Available data
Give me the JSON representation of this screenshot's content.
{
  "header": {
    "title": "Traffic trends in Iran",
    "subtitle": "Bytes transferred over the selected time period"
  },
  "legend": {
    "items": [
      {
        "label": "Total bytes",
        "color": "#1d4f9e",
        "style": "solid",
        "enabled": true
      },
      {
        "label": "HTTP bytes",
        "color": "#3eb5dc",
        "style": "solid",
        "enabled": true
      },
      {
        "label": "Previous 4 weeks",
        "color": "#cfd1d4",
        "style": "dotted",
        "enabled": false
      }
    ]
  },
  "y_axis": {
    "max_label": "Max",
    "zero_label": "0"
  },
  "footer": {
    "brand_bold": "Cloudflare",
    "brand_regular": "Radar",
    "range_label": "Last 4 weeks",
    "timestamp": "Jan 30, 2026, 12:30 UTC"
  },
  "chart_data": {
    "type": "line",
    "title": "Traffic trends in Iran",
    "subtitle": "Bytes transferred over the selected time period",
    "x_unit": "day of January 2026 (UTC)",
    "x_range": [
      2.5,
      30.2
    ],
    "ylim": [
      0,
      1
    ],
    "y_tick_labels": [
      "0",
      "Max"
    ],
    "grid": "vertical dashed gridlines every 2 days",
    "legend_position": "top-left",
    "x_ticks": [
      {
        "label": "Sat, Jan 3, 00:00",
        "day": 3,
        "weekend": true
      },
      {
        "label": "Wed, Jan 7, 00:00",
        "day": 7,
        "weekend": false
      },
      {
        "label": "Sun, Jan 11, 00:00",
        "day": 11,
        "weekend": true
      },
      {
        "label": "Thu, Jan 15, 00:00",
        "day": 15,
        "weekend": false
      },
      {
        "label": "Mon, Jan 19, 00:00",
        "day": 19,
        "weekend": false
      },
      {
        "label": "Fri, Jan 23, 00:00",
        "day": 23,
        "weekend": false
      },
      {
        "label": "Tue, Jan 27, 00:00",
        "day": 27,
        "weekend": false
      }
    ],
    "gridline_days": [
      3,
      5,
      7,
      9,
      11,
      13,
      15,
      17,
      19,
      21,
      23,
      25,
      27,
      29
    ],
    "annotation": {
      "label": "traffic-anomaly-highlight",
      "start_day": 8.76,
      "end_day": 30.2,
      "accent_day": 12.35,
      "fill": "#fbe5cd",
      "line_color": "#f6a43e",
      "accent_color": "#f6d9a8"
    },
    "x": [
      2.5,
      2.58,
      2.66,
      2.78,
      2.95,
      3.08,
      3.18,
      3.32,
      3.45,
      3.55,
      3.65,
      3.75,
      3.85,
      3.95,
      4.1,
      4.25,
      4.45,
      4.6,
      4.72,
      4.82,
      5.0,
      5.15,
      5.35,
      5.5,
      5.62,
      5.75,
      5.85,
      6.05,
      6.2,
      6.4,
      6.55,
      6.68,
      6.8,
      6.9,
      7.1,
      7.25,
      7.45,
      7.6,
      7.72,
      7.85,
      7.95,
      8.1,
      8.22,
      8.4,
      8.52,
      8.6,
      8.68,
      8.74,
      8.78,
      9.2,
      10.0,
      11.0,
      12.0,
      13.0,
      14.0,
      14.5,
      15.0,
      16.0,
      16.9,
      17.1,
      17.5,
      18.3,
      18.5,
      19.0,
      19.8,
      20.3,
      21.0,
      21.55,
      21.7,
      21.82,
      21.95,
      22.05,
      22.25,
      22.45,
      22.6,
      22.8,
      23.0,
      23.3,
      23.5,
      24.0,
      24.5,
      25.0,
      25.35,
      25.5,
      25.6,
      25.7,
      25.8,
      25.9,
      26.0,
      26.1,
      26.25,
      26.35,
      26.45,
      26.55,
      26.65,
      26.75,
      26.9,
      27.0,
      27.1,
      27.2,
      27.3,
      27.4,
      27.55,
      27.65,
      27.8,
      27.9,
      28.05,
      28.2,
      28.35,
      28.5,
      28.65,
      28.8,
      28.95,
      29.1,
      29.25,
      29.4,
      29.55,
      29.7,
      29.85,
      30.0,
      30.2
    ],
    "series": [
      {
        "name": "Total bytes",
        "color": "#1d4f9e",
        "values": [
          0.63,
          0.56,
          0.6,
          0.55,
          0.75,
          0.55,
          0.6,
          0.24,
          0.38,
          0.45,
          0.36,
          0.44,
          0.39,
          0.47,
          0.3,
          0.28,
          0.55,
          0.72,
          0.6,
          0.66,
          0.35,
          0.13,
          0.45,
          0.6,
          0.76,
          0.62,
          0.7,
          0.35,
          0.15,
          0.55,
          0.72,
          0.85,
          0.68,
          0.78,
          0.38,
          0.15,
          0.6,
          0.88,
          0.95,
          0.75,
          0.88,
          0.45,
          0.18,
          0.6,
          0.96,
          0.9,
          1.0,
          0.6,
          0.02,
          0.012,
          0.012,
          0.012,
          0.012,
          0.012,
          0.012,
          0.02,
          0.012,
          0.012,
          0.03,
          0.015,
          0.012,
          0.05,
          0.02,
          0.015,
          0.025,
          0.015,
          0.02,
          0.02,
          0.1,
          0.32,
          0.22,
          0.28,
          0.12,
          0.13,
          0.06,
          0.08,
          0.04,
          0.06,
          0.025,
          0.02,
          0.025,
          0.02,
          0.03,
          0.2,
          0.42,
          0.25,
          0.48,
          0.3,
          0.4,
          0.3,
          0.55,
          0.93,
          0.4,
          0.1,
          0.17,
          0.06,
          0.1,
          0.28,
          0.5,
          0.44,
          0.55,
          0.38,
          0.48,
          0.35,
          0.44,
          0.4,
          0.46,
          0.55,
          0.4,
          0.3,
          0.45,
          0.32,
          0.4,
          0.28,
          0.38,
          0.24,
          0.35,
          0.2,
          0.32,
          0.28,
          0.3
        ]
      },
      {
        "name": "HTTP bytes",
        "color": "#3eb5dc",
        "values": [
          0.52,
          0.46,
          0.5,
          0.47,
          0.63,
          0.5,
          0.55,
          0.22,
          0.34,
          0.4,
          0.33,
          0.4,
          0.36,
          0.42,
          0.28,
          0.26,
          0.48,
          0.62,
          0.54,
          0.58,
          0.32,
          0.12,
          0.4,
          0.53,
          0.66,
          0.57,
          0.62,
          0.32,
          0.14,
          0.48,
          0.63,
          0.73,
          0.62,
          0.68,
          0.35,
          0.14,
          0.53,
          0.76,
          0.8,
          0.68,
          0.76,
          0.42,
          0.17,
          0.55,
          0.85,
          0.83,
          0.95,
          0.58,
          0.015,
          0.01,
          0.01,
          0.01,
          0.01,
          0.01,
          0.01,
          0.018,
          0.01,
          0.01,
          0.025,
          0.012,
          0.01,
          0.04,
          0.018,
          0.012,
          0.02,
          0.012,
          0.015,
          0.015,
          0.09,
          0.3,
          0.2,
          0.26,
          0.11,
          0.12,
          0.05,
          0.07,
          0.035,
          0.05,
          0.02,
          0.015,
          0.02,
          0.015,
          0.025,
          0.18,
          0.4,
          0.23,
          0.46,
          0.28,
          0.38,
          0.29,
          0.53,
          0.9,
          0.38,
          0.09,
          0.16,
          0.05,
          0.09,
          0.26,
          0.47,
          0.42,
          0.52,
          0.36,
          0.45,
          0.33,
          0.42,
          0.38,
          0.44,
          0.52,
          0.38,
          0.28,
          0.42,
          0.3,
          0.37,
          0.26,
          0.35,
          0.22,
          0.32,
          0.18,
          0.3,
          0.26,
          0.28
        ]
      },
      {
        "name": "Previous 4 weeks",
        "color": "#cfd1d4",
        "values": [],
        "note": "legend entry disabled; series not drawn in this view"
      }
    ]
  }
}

Task to complete
Which lines contain the word "subtitle"? Copy each one.

Task answer
    "subtitle": "Bytes transferred over the selected time period"
    "subtitle": "Bytes transferred over the selected time period",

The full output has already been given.